Task statement | Could you copy every line from the material below in which "decime" appears?

Raw records |

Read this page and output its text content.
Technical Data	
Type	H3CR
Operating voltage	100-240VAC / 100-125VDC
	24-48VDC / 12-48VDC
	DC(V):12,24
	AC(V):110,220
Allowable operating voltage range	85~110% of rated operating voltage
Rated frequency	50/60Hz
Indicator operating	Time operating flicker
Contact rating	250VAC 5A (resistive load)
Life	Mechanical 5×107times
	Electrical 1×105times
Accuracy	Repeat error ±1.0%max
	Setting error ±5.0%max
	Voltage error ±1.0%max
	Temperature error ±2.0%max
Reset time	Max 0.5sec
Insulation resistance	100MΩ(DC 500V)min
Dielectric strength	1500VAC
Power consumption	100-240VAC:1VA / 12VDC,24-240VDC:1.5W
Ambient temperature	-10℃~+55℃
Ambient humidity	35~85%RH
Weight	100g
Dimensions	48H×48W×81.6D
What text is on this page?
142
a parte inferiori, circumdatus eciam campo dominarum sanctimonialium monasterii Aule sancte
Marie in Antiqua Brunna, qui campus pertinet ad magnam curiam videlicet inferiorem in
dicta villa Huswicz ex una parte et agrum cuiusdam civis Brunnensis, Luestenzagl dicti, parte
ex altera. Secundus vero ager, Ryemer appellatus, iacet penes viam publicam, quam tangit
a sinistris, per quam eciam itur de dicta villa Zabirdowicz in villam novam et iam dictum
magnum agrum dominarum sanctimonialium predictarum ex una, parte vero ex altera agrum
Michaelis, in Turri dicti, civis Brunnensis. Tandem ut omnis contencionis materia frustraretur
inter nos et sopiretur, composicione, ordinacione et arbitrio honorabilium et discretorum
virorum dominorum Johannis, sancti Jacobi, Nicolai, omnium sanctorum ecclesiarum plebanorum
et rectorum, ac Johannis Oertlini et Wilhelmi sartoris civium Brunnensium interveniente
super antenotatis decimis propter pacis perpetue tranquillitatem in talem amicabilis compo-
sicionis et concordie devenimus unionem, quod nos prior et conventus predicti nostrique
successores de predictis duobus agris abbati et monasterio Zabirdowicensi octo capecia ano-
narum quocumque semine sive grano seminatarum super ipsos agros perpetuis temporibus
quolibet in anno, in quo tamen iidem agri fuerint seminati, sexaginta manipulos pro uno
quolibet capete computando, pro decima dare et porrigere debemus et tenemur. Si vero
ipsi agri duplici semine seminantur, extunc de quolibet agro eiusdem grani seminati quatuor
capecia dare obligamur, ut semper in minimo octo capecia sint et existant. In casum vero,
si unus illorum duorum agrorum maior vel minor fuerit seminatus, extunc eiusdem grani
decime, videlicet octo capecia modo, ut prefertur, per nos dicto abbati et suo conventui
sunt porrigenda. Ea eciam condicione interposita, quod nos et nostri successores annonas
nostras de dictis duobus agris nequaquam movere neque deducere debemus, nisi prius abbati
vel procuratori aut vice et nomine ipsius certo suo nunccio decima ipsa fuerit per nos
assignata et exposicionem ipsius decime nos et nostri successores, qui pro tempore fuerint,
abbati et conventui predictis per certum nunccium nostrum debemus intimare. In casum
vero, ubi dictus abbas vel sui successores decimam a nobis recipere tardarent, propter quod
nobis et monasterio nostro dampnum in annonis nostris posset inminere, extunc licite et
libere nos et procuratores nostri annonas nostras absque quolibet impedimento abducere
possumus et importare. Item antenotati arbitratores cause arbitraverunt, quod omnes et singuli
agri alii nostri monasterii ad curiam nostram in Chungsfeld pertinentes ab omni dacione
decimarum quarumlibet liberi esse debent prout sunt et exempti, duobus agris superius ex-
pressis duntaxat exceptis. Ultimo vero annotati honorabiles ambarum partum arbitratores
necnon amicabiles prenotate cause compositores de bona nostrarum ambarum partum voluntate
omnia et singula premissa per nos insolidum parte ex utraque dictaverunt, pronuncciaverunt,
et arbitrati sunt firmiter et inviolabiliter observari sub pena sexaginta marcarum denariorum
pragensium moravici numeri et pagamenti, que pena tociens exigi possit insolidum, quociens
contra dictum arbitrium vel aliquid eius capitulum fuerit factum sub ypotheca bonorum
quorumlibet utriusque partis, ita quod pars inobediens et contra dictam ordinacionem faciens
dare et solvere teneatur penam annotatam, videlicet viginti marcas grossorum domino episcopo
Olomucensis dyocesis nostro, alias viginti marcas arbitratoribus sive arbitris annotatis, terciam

Result of this exercise |
decime, videlicet octo capecia modo, ut prefertur, per nos dicto abbati et suo conventui
assignata et exposicionem ipsius decime nos et nostri successores, qui pro tempore fuerint,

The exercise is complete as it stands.